* [THE TASK]: Extract every line of the records below that contains the string "column", and copy each one in full. Uppercase and lowercase letters count as different.

* [RECORDS FOR THE EXERCISE]:
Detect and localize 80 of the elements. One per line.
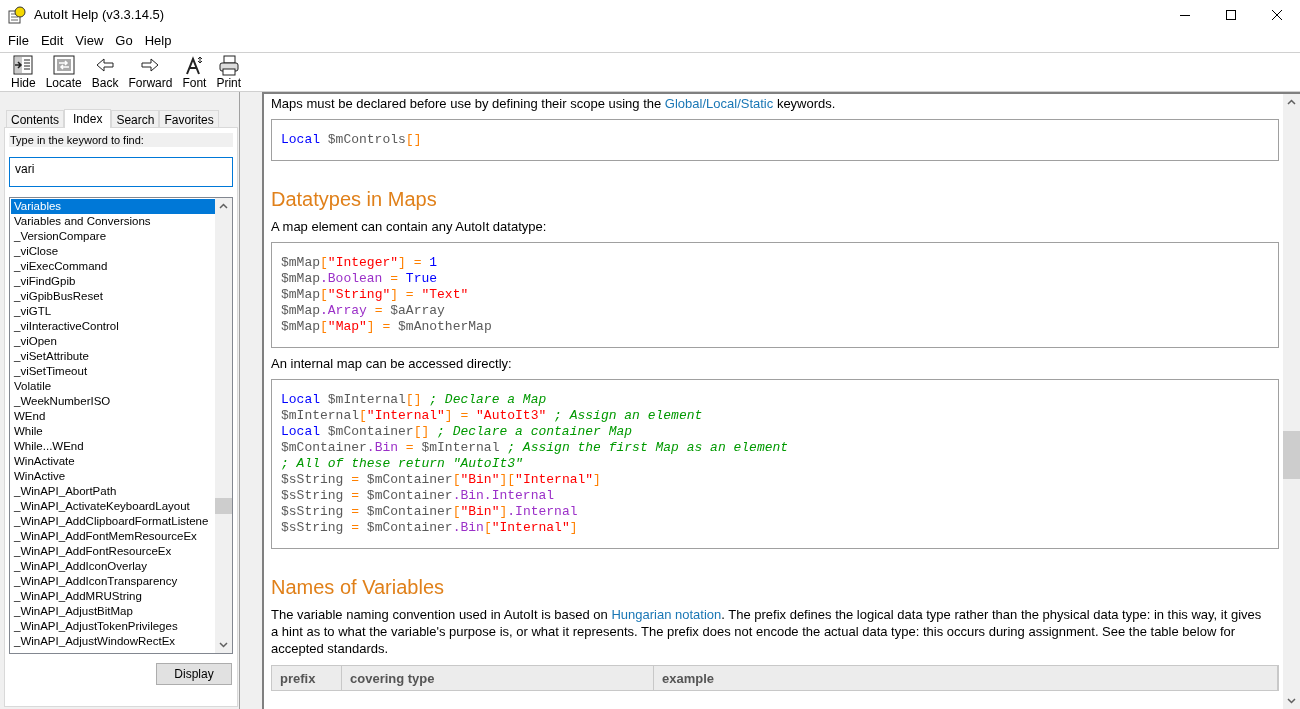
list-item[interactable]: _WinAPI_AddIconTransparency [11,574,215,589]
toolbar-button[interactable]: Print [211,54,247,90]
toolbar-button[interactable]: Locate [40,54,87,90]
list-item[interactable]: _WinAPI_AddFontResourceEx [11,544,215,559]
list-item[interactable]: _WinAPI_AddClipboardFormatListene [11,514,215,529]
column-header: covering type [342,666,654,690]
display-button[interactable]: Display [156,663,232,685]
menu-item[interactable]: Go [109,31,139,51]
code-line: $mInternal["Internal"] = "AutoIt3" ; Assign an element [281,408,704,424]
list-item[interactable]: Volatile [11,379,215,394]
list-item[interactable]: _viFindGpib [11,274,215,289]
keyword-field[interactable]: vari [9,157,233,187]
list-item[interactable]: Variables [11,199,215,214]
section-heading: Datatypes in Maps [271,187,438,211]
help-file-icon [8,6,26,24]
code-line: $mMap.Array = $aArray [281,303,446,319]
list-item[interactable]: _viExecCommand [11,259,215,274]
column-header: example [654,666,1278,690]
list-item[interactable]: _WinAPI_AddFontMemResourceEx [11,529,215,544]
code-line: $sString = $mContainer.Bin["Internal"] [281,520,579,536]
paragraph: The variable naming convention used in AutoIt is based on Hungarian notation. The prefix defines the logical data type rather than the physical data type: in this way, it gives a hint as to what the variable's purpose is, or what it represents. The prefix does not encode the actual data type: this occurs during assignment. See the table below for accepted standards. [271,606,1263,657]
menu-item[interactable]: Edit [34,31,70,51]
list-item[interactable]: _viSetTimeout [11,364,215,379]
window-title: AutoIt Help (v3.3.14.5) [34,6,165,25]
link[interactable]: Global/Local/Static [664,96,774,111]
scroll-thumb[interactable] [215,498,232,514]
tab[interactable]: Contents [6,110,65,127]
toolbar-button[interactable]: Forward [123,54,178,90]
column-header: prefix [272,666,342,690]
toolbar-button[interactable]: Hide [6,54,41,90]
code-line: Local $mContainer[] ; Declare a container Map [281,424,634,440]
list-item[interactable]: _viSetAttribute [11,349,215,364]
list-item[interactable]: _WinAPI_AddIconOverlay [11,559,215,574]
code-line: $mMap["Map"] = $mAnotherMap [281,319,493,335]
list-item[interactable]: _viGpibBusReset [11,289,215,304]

* [PROBLEM SOLUTION]:
column-header: covering type [342,666,654,690]
column-header: example [654,666,1278,690]
column-header: prefix [272,666,342,690]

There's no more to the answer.